**Instructions for the task**
Faithfully repeat all of the records, as they are written below.

Given data START

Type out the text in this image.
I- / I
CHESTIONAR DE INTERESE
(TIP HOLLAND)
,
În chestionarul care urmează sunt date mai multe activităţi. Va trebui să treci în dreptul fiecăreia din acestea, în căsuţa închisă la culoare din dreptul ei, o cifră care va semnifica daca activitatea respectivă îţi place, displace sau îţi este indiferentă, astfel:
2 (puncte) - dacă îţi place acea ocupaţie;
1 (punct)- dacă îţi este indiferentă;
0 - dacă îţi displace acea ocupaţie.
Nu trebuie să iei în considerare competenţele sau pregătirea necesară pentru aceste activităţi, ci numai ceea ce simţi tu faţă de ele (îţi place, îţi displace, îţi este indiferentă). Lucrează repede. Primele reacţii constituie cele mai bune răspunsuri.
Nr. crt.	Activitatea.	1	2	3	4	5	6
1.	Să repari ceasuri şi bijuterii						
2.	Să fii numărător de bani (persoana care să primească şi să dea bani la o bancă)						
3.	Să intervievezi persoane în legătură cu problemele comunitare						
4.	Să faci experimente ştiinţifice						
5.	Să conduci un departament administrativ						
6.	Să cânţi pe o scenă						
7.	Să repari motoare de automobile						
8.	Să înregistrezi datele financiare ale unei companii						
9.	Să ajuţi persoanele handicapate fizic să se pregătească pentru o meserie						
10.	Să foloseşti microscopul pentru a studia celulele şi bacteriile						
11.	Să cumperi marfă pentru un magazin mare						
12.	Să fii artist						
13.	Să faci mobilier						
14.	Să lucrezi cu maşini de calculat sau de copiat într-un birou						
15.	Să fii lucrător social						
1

Given data END

**Exercise output**
Type out the text in this image.
I- / I
CHESTIONAR DE INTERESE
(TIP HOLLAND)
,
În chestionarul care urmează sunt date mai multe activităţi. Va trebui să treci în dreptul fiecăreia din acestea, în căsuţa închisă la culoare din dreptul ei, o cifră care va semnifica daca activitatea respectivă îţi place, displace sau îţi este indiferentă, astfel:
2 (puncte) - dacă îţi place acea ocupaţie;
1 (punct)- dacă îţi este indiferentă;
0 - dacă îţi displace acea ocupaţie.
Nu trebuie să iei în considerare competenţele sau pregătirea necesară pentru aceste activităţi, ci numai ceea ce simţi tu faţă de ele (îţi place, îţi displace, îţi este indiferentă). Lucrează repede. Primele reacţii constituie cele mai bune răspunsuri.
Nr. crt.	Activitatea.	1	2	3	4	5	6
1.	Să repari ceasuri şi bijuterii						
2.	Să fii numărător de bani (persoana care să primească şi să dea bani la o bancă)						
3.	Să intervievezi persoane în legătură cu problemele comunitare						
4.	Să faci experimente ştiinţifice						
5.	Să conduci un departament administrativ						
6.	Să cânţi pe o scenă						
7.	Să repari motoare de automobile						
8.	Să înregistrezi datele financiare ale unei companii						
9.	Să ajuţi persoanele handicapate fizic să se pregătească pentru o meserie						
10.	Să foloseşti microscopul pentru a studia celulele şi bacteriile						
11.	Să cumperi marfă pentru un magazin mare						
12.	Să fii artist						
13.	Să faci mobilier						
14.	Să lucrezi cu maşini de calculat sau de copiat într-un birou						
15.	Să fii lucrător social						
1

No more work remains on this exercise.